**CHALLENGE**.
Retype the complete listing exactly as it appears.

**RAW DATA**.
★ ★ ★

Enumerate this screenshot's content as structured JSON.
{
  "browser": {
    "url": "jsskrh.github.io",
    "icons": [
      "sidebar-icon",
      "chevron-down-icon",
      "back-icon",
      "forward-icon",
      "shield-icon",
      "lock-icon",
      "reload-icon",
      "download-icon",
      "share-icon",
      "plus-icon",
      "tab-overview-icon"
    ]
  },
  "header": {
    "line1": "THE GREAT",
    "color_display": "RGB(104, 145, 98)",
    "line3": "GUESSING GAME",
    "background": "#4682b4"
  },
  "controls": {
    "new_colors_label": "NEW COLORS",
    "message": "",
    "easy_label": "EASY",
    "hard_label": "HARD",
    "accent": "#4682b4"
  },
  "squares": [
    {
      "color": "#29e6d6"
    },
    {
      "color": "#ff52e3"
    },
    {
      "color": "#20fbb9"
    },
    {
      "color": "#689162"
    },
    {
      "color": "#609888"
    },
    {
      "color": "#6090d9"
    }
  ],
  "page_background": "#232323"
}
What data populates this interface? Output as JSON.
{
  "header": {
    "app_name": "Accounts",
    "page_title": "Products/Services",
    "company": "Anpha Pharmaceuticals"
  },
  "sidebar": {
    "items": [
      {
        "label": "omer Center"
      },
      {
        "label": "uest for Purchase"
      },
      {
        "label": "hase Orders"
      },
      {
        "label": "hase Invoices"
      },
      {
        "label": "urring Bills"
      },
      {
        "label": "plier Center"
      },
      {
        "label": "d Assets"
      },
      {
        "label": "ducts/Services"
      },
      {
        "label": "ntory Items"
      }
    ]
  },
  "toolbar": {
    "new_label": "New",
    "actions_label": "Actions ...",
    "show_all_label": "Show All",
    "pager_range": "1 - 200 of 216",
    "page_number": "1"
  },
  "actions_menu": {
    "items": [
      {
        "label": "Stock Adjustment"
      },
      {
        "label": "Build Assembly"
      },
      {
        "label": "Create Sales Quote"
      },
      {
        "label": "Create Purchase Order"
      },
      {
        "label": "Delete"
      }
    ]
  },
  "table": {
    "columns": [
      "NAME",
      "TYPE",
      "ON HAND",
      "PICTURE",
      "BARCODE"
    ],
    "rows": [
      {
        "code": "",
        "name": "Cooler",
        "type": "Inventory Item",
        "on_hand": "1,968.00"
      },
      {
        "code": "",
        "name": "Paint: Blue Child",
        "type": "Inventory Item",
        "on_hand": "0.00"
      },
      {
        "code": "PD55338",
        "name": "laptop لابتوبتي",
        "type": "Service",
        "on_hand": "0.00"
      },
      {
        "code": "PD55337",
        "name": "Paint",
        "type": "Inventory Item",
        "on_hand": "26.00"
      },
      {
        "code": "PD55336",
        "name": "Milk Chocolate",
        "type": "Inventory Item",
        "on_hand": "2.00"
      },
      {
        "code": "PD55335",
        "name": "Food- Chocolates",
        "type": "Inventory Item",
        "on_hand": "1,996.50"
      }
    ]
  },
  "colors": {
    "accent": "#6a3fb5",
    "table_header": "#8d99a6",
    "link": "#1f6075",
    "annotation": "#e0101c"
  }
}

★ ★ ★

**EXERCISE RESULT**.
Enumerate this screenshot's content as structured JSON.
{
  "browser": {
    "url": "jsskrh.github.io",
    "icons": [
      "sidebar-icon",
      "chevron-down-icon",
      "back-icon",
      "forward-icon",
      "shield-icon",
      "lock-icon",
      "reload-icon",
      "download-icon",
      "share-icon",
      "plus-icon",
      "tab-overview-icon"
    ]
  },
  "header": {
    "line1": "THE GREAT",
    "color_display": "RGB(104, 145, 98)",
    "line3": "GUESSING GAME",
    "background": "#4682b4"
  },
  "controls": {
    "new_colors_label": "NEW COLORS",
    "message": "",
    "easy_label": "EASY",
    "hard_label": "HARD",
    "accent": "#4682b4"
  },
  "squares": [
    {
      "color": "#29e6d6"
    },
    {
      "color": "#ff52e3"
    },
    {
      "color": "#20fbb9"
    },
    {
      "color": "#689162"
    },
    {
      "color": "#609888"
    },
    {
      "color": "#6090d9"
    }
  ],
  "page_background": "#232323"
}
What data populates this interface? Output as JSON.
{
  "header": {
    "app_name": "Accounts",
    "page_title": "Products/Services",
    "company": "Anpha Pharmaceuticals"
  },
  "sidebar": {
    "items": [
      {
        "label": "omer Center"
      },
      {
        "label": "uest for Purchase"
      },
      {
        "label": "hase Orders"
      },
      {
        "label": "hase Invoices"
      },
      {
        "label": "urring Bills"
      },
      {
        "label": "plier Center"
      },
      {
        "label": "d Assets"
      },
      {
        "label": "ducts/Services"
      },
      {
        "label": "ntory Items"
      }
    ]
  },
  "toolbar": {
    "new_label": "New",
    "actions_label": "Actions ...",
    "show_all_label": "Show All",
    "pager_range": "1 - 200 of 216",
    "page_number": "1"
  },
  "actions_menu": {
    "items": [
      {
        "label": "Stock Adjustment"
      },
      {
        "label": "Build Assembly"
      },
      {
        "label": "Create Sales Quote"
      },
      {
        "label": "Create Purchase Order"
      },
      {
        "label": "Delete"
      }
    ]
  },
  "table": {
    "columns": [
      "NAME",
      "TYPE",
      "ON HAND",
      "PICTURE",
      "BARCODE"
    ],
    "rows": [
      {
        "code": "",
        "name": "Cooler",
        "type": "Inventory Item",
        "on_hand": "1,968.00"
      },
      {
        "code": "",
        "name": "Paint: Blue Child",
        "type": "Inventory Item",
        "on_hand": "0.00"
      },
      {
        "code": "PD55338",
        "name": "laptop لابتوبتي",
        "type": "Service",
        "on_hand": "0.00"
      },
      {
        "code": "PD55337",
        "name": "Paint",
        "type": "Inventory Item",
        "on_hand": "26.00"
      },
      {
        "code": "PD55336",
        "name": "Milk Chocolate",
        "type": "Inventory Item",
        "on_hand": "2.00"
      },
      {
        "code": "PD55335",
        "name": "Food- Chocolates",
        "type": "Inventory Item",
        "on_hand": "1,996.50"
      }
    ]
  },
  "colors": {
    "accent": "#6a3fb5",
    "table_header": "#8d99a6",
    "link": "#1f6075",
    "annotation": "#e0101c"
  }
}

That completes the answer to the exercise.